DATA EXCERPTS
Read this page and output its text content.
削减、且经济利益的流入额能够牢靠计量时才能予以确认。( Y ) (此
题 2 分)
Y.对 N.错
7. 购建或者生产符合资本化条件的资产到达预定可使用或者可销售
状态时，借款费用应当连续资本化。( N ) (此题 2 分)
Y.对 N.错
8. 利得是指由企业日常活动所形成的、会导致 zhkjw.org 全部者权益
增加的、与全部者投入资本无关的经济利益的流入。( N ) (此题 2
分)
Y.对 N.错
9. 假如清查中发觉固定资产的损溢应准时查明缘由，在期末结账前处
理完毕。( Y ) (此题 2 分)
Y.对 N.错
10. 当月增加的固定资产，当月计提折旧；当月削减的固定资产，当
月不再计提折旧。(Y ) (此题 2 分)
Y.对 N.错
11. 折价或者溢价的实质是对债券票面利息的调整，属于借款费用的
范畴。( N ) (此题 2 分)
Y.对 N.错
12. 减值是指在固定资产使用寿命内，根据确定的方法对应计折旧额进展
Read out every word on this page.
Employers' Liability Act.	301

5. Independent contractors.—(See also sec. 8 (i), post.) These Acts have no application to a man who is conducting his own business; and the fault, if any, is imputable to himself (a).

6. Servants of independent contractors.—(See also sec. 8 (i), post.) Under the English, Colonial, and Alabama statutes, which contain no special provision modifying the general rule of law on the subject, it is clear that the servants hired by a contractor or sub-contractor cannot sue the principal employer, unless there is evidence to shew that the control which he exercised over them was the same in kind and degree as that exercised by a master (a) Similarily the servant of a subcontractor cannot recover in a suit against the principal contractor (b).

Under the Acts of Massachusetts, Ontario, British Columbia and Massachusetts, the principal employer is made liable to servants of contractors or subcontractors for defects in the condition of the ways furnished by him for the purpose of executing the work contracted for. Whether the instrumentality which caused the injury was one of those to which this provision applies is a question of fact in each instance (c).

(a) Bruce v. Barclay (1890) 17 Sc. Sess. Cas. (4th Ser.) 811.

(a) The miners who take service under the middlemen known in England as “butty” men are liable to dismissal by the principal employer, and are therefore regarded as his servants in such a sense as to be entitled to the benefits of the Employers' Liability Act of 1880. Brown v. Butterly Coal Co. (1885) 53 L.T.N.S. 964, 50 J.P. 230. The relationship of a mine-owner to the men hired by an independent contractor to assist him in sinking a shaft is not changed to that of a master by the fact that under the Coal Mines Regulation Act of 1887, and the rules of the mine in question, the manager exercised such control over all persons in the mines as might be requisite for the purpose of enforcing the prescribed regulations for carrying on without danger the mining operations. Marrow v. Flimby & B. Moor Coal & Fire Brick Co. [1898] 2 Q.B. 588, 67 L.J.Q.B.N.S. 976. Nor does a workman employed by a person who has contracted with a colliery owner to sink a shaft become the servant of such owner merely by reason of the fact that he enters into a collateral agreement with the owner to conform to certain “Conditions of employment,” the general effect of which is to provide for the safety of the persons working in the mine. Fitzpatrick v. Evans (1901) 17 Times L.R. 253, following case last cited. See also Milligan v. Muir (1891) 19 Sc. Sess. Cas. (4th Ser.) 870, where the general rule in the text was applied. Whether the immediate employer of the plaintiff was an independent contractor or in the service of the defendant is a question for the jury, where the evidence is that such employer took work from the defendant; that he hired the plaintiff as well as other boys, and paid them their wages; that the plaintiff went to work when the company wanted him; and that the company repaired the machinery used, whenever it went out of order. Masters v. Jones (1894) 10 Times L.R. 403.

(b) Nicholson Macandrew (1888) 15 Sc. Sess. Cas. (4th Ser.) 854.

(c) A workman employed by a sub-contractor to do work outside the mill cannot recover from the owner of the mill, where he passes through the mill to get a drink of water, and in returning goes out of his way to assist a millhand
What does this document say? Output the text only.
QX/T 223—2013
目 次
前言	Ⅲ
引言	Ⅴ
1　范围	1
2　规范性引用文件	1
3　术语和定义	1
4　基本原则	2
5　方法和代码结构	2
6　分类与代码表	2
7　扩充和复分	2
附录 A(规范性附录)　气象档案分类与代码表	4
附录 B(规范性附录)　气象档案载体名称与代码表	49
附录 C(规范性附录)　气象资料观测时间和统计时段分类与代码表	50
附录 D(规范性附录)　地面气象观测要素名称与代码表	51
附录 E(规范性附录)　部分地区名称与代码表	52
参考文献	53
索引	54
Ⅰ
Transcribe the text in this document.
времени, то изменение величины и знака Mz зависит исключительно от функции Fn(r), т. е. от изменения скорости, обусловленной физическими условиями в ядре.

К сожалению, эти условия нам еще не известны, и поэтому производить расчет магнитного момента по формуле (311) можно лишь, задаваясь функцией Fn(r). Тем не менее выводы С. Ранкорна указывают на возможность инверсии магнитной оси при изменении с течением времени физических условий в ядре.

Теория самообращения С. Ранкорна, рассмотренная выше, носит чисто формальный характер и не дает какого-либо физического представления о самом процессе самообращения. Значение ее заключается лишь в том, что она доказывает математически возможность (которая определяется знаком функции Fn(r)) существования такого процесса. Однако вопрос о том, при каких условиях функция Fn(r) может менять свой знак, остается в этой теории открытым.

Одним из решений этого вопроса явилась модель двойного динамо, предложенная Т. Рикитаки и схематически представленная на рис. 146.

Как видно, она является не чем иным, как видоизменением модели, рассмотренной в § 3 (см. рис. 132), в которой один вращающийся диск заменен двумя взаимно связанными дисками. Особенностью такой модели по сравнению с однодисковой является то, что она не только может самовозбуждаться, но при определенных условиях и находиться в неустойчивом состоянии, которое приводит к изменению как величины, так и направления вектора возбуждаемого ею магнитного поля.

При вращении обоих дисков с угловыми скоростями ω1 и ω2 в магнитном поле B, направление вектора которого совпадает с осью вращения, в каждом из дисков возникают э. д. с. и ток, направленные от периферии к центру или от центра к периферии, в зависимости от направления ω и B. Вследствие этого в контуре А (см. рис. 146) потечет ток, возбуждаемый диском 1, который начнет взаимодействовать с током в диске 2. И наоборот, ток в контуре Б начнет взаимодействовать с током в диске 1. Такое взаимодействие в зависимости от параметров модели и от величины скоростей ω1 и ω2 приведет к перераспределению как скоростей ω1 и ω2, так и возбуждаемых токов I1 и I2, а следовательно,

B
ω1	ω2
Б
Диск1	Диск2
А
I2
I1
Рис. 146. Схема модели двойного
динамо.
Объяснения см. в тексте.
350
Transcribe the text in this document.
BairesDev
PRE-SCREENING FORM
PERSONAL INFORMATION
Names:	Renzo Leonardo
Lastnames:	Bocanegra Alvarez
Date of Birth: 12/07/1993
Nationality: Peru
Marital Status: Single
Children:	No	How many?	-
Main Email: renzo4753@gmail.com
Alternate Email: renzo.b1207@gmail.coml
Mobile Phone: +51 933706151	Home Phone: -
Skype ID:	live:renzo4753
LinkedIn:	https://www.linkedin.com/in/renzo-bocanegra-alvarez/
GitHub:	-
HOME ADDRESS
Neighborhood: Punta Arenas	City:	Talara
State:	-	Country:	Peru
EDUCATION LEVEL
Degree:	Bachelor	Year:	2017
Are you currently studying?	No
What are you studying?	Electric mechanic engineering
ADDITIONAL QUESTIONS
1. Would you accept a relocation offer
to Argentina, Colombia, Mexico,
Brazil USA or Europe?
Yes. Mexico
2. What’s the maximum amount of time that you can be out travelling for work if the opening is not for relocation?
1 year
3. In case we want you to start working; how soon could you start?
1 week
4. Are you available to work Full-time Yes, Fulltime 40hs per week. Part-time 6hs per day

DIRECTION
Write out every line exactly as it stands.

ANSWER BELOW
Read this page and output its text content.
削减、且经济利益的流入额能够牢靠计量时才能予以确认。( Y ) (此
题 2 分)
Y.对 N.错
7. 购建或者生产符合资本化条件的资产到达预定可使用或者可销售
状态时，借款费用应当连续资本化。( N ) (此题 2 分)
Y.对 N.错
8. 利得是指由企业日常活动所形成的、会导致 zhkjw.org 全部者权益
增加的、与全部者投入资本无关的经济利益的流入。( N ) (此题 2
分)
Y.对 N.错
9. 假如清查中发觉固定资产的损溢应准时查明缘由，在期末结账前处
理完毕。( Y ) (此题 2 分)
Y.对 N.错
10. 当月增加的固定资产，当月计提折旧；当月削减的固定资产，当
月不再计提折旧。(Y ) (此题 2 分)
Y.对 N.错
11. 折价或者溢价的实质是对债券票面利息的调整，属于借款费用的
范畴。( N ) (此题 2 分)
Y.对 N.错
12. 减值是指在固定资产使用寿命内，根据确定的方法对应计折旧额进展
Read out every word on this page.
Employers' Liability Act.	301

5. Independent contractors.—(See also sec. 8 (i), post.) These Acts have no application to a man who is conducting his own business; and the fault, if any, is imputable to himself (a).

6. Servants of independent contractors.—(See also sec. 8 (i), post.) Under the English, Colonial, and Alabama statutes, which contain no special provision modifying the general rule of law on the subject, it is clear that the servants hired by a contractor or sub-contractor cannot sue the principal employer, unless there is evidence to shew that the control which he exercised over them was the same in kind and degree as that exercised by a master (a) Similarily the servant of a subcontractor cannot recover in a suit against the principal contractor (b).

Under the Acts of Massachusetts, Ontario, British Columbia and Massachusetts, the principal employer is made liable to servants of contractors or subcontractors for defects in the condition of the ways furnished by him for the purpose of executing the work contracted for. Whether the instrumentality which caused the injury was one of those to which this provision applies is a question of fact in each instance (c).

(a) Bruce v. Barclay (1890) 17 Sc. Sess. Cas. (4th Ser.) 811.

(a) The miners who take service under the middlemen known in England as “butty” men are liable to dismissal by the principal employer, and are therefore regarded as his servants in such a sense as to be entitled to the benefits of the Employers' Liability Act of 1880. Brown v. Butterly Coal Co. (1885) 53 L.T.N.S. 964, 50 J.P. 230. The relationship of a mine-owner to the men hired by an independent contractor to assist him in sinking a shaft is not changed to that of a master by the fact that under the Coal Mines Regulation Act of 1887, and the rules of the mine in question, the manager exercised such control over all persons in the mines as might be requisite for the purpose of enforcing the prescribed regulations for carrying on without danger the mining operations. Marrow v. Flimby & B. Moor Coal & Fire Brick Co. [1898] 2 Q.B. 588, 67 L.J.Q.B.N.S. 976. Nor does a workman employed by a person who has contracted with a colliery owner to sink a shaft become the servant of such owner merely by reason of the fact that he enters into a collateral agreement with the owner to conform to certain “Conditions of employment,” the general effect of which is to provide for the safety of the persons working in the mine. Fitzpatrick v. Evans (1901) 17 Times L.R. 253, following case last cited. See also Milligan v. Muir (1891) 19 Sc. Sess. Cas. (4th Ser.) 870, where the general rule in the text was applied. Whether the immediate employer of the plaintiff was an independent contractor or in the service of the defendant is a question for the jury, where the evidence is that such employer took work from the defendant; that he hired the plaintiff as well as other boys, and paid them their wages; that the plaintiff went to work when the company wanted him; and that the company repaired the machinery used, whenever it went out of order. Masters v. Jones (1894) 10 Times L.R. 403.

(b) Nicholson Macandrew (1888) 15 Sc. Sess. Cas. (4th Ser.) 854.

(c) A workman employed by a sub-contractor to do work outside the mill cannot recover from the owner of the mill, where he passes through the mill to get a drink of water, and in returning goes out of his way to assist a millhand
What does this document say? Output the text only.
QX/T 223—2013
目 次
前言	Ⅲ
引言	Ⅴ
1　范围	1
2　规范性引用文件	1
3　术语和定义	1
4　基本原则	2
5　方法和代码结构	2
6　分类与代码表	2
7　扩充和复分	2
附录 A(规范性附录)　气象档案分类与代码表	4
附录 B(规范性附录)　气象档案载体名称与代码表	49
附录 C(规范性附录)　气象资料观测时间和统计时段分类与代码表	50
附录 D(规范性附录)　地面气象观测要素名称与代码表	51
附录 E(规范性附录)　部分地区名称与代码表	52
参考文献	53
索引	54
Ⅰ
Transcribe the text in this document.
времени, то изменение величины и знака Mz зависит исключительно от функции Fn(r), т. е. от изменения скорости, обусловленной физическими условиями в ядре.

К сожалению, эти условия нам еще не известны, и поэтому производить расчет магнитного момента по формуле (311) можно лишь, задаваясь функцией Fn(r). Тем не менее выводы С. Ранкорна указывают на возможность инверсии магнитной оси при изменении с течением времени физических условий в ядре.

Теория самообращения С. Ранкорна, рассмотренная выше, носит чисто формальный характер и не дает какого-либо физического представления о самом процессе самообращения. Значение ее заключается лишь в том, что она доказывает математически возможность (которая определяется знаком функции Fn(r)) существования такого процесса. Однако вопрос о том, при каких условиях функция Fn(r) может менять свой знак, остается в этой теории открытым.

Одним из решений этого вопроса явилась модель двойного динамо, предложенная Т. Рикитаки и схематически представленная на рис. 146.

Как видно, она является не чем иным, как видоизменением модели, рассмотренной в § 3 (см. рис. 132), в которой один вращающийся диск заменен двумя взаимно связанными дисками. Особенностью такой модели по сравнению с однодисковой является то, что она не только может самовозбуждаться, но при определенных условиях и находиться в неустойчивом состоянии, которое приводит к изменению как величины, так и направления вектора возбуждаемого ею магнитного поля.

При вращении обоих дисков с угловыми скоростями ω1 и ω2 в магнитном поле B, направление вектора которого совпадает с осью вращения, в каждом из дисков возникают э. д. с. и ток, направленные от периферии к центру или от центра к периферии, в зависимости от направления ω и B. Вследствие этого в контуре А (см. рис. 146) потечет ток, возбуждаемый диском 1, который начнет взаимодействовать с током в диске 2. И наоборот, ток в контуре Б начнет взаимодействовать с током в диске 1. Такое взаимодействие в зависимости от параметров модели и от величины скоростей ω1 и ω2 приведет к перераспределению как скоростей ω1 и ω2, так и возбуждаемых токов I1 и I2, а следовательно,

B
ω1	ω2
Б
Диск1	Диск2
А
I2
I1
Рис. 146. Схема модели двойного
динамо.
Объяснения см. в тексте.
350
Transcribe the text in this document.
BairesDev
PRE-SCREENING FORM
PERSONAL INFORMATION
Names:	Renzo Leonardo
Lastnames:	Bocanegra Alvarez
Date of Birth: 12/07/1993
Nationality: Peru
Marital Status: Single
Children:	No	How many?	-
Main Email: renzo4753@gmail.com
Alternate Email: renzo.b1207@gmail.coml
Mobile Phone: +51 933706151	Home Phone: -
Skype ID:	live:renzo4753
LinkedIn:	https://www.linkedin.com/in/renzo-bocanegra-alvarez/
GitHub:	-
HOME ADDRESS
Neighborhood: Punta Arenas	City:	Talara
State:	-	Country:	Peru
EDUCATION LEVEL
Degree:	Bachelor	Year:	2017
Are you currently studying?	No
What are you studying?	Electric mechanic engineering
ADDITIONAL QUESTIONS
1. Would you accept a relocation offer
to Argentina, Colombia, Mexico,
Brazil USA or Europe?
Yes. Mexico
2. What’s the maximum amount of time that you can be out travelling for work if the opening is not for relocation?
1 year
3. In case we want you to start working; how soon could you start?
1 week
4. Are you available to work Full-time Yes, Fulltime 40hs per week. Part-time 6hs per day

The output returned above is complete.